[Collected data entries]
>> Start

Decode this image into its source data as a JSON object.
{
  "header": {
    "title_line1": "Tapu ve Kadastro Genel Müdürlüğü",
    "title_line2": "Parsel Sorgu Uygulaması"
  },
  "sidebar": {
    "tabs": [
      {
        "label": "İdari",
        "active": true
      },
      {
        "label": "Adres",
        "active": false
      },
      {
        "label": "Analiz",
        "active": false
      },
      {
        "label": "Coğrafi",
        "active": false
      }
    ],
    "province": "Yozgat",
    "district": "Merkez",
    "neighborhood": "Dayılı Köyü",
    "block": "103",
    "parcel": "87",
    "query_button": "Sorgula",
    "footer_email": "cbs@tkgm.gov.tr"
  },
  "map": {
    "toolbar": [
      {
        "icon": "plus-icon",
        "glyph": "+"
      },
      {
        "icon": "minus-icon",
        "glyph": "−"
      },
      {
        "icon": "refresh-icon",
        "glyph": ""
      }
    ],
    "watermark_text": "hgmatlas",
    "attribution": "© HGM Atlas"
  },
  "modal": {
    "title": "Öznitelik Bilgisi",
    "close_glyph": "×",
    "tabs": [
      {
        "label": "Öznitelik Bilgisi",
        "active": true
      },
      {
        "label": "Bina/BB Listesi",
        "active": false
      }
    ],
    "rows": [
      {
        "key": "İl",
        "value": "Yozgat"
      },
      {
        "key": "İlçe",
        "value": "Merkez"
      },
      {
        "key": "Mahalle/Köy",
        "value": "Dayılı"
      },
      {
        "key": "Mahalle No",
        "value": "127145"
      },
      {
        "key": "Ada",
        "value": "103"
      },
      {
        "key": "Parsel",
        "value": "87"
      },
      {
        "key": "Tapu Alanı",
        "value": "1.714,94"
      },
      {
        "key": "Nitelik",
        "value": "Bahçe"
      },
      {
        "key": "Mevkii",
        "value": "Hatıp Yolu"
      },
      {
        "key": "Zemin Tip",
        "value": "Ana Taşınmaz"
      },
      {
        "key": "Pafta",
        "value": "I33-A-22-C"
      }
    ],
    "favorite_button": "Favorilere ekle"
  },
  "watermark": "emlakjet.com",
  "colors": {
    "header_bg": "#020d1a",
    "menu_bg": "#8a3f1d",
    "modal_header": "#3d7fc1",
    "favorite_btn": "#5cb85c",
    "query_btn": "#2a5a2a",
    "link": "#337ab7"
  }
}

>> End

## Given request:
Repeat the records above exactly, from the first line to the last.

## Response for this exercise:
Decode this image into its source data as a JSON object.
{
  "header": {
    "title_line1": "Tapu ve Kadastro Genel Müdürlüğü",
    "title_line2": "Parsel Sorgu Uygulaması"
  },
  "sidebar": {
    "tabs": [
      {
        "label": "İdari",
        "active": true
      },
      {
        "label": "Adres",
        "active": false
      },
      {
        "label": "Analiz",
        "active": false
      },
      {
        "label": "Coğrafi",
        "active": false
      }
    ],
    "province": "Yozgat",
    "district": "Merkez",
    "neighborhood": "Dayılı Köyü",
    "block": "103",
    "parcel": "87",
    "query_button": "Sorgula",
    "footer_email": "cbs@tkgm.gov.tr"
  },
  "map": {
    "toolbar": [
      {
        "icon": "plus-icon",
        "glyph": "+"
      },
      {
        "icon": "minus-icon",
        "glyph": "−"
      },
      {
        "icon": "refresh-icon",
        "glyph": ""
      }
    ],
    "watermark_text": "hgmatlas",
    "attribution": "© HGM Atlas"
  },
  "modal": {
    "title": "Öznitelik Bilgisi",
    "close_glyph": "×",
    "tabs": [
      {
        "label": "Öznitelik Bilgisi",
        "active": true
      },
      {
        "label": "Bina/BB Listesi",
        "active": false
      }
    ],
    "rows": [
      {
        "key": "İl",
        "value": "Yozgat"
      },
      {
        "key": "İlçe",
        "value": "Merkez"
      },
      {
        "key": "Mahalle/Köy",
        "value": "Dayılı"
      },
      {
        "key": "Mahalle No",
        "value": "127145"
      },
      {
        "key": "Ada",
        "value": "103"
      },
      {
        "key": "Parsel",
        "value": "87"
      },
      {
        "key": "Tapu Alanı",
        "value": "1.714,94"
      },
      {
        "key": "Nitelik",
        "value": "Bahçe"
      },
      {
        "key": "Mevkii",
        "value": "Hatıp Yolu"
      },
      {
        "key": "Zemin Tip",
        "value": "Ana Taşınmaz"
      },
      {
        "key": "Pafta",
        "value": "I33-A-22-C"
      }
    ],
    "favorite_button": "Favorilere ekle"
  },
  "watermark": "emlakjet.com",
  "colors": {
    "header_bg": "#020d1a",
    "menu_bg": "#8a3f1d",
    "modal_header": "#3d7fc1",
    "favorite_btn": "#5cb85c",
    "query_btn": "#2a5a2a",
    "link": "#337ab7"
  }
}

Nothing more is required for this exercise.